═════ Entries supplied ═════
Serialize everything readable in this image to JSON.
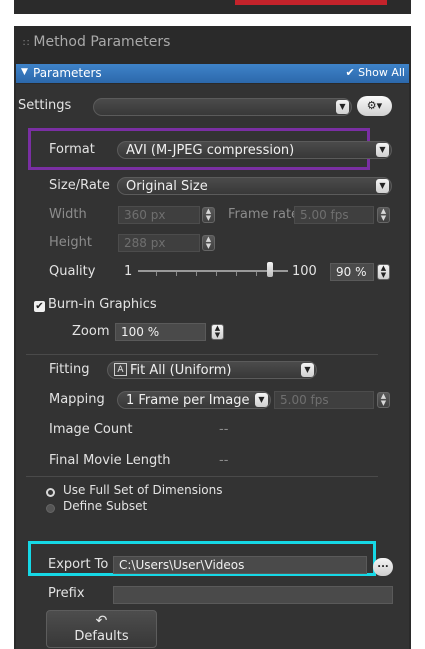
{
  "panel": {
    "title": "Method Parameters",
    "section": {
      "label": "Parameters",
      "show_all": "Show All"
    }
  },
  "settings": {
    "label": "Settings",
    "value": ""
  },
  "format": {
    "label": "Format",
    "value": "AVI (M-JPEG compression)"
  },
  "size_rate": {
    "label": "Size/Rate",
    "value": "Original Size"
  },
  "width": {
    "label": "Width",
    "value": "360 px"
  },
  "frame_rate": {
    "label": "Frame rate",
    "value": "5.00 fps"
  },
  "height": {
    "label": "Height",
    "value": "288 px"
  },
  "quality": {
    "label": "Quality",
    "min": "1",
    "max": "100",
    "value": "90 %",
    "level": 90
  },
  "burn_in": {
    "label": "Burn-in Graphics",
    "checked": true
  },
  "zoom": {
    "label": "Zoom",
    "value": "100 %"
  },
  "fitting": {
    "label": "Fitting",
    "value": "Fit All (Uniform)"
  },
  "mapping": {
    "label": "Mapping",
    "value": "1 Frame per Image",
    "fps": "5.00 fps"
  },
  "image_count": {
    "label": "Image Count",
    "value": "--"
  },
  "final_length": {
    "label": "Final Movie Length",
    "value": "--"
  },
  "dimensions": {
    "use_full": "Use Full Set of Dimensions",
    "define_subset": "Define Subset",
    "selected": "use_full"
  },
  "export_to": {
    "label": "Export To",
    "value": "C:\\Users\\User\\Videos",
    "browse": "..."
  },
  "prefix": {
    "label": "Prefix",
    "value": ""
  },
  "defaults": {
    "label": "Defaults"
  },
  "colors": {
    "panel_bg": "#333333",
    "header_blue": "#3f83c9",
    "highlight_purple": "#7a2fa3",
    "highlight_cyan": "#16d8e6"
  },
  "icons": [
    "grip-icon",
    "collapse-arrow-icon",
    "checkmark-icon",
    "gear-icon",
    "chevron-down-icon",
    "spin-icon",
    "fit-icon",
    "undo-icon"
  ]
}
═════
### Work required
Reproduce every line precisely as given, omitting all pictures.

### Problem solution
Serialize everything readable in this image to JSON.
{
  "panel": {
    "title": "Method Parameters",
    "section": {
      "label": "Parameters",
      "show_all": "Show All"
    }
  },
  "settings": {
    "label": "Settings",
    "value": ""
  },
  "format": {
    "label": "Format",
    "value": "AVI (M-JPEG compression)"
  },
  "size_rate": {
    "label": "Size/Rate",
    "value": "Original Size"
  },
  "width": {
    "label": "Width",
    "value": "360 px"
  },
  "frame_rate": {
    "label": "Frame rate",
    "value": "5.00 fps"
  },
  "height": {
    "label": "Height",
    "value": "288 px"
  },
  "quality": {
    "label": "Quality",
    "min": "1",
    "max": "100",
    "value": "90 %",
    "level": 90
  },
  "burn_in": {
    "label": "Burn-in Graphics",
    "checked": true
  },
  "zoom": {
    "label": "Zoom",
    "value": "100 %"
  },
  "fitting": {
    "label": "Fitting",
    "value": "Fit All (Uniform)"
  },
  "mapping": {
    "label": "Mapping",
    "value": "1 Frame per Image",
    "fps": "5.00 fps"
  },
  "image_count": {
    "label": "Image Count",
    "value": "--"
  },
  "final_length": {
    "label": "Final Movie Length",
    "value": "--"
  },
  "dimensions": {
    "use_full": "Use Full Set of Dimensions",
    "define_subset": "Define Subset",
    "selected": "use_full"
  },
  "export_to": {
    "label": "Export To",
    "value": "C:\\Users\\User\\Videos",
    "browse": "..."
  },
  "prefix": {
    "label": "Prefix",
    "value": ""
  },
  "defaults": {
    "label": "Defaults"
  },
  "colors": {
    "panel_bg": "#333333",
    "header_blue": "#3f83c9",
    "highlight_purple": "#7a2fa3",
    "highlight_cyan": "#16d8e6"
  },
  "icons": [
    "grip-icon",
    "collapse-arrow-icon",
    "checkmark-icon",
    "gear-icon",
    "chevron-down-icon",
    "spin-icon",
    "fit-icon",
    "undo-icon"
  ]
}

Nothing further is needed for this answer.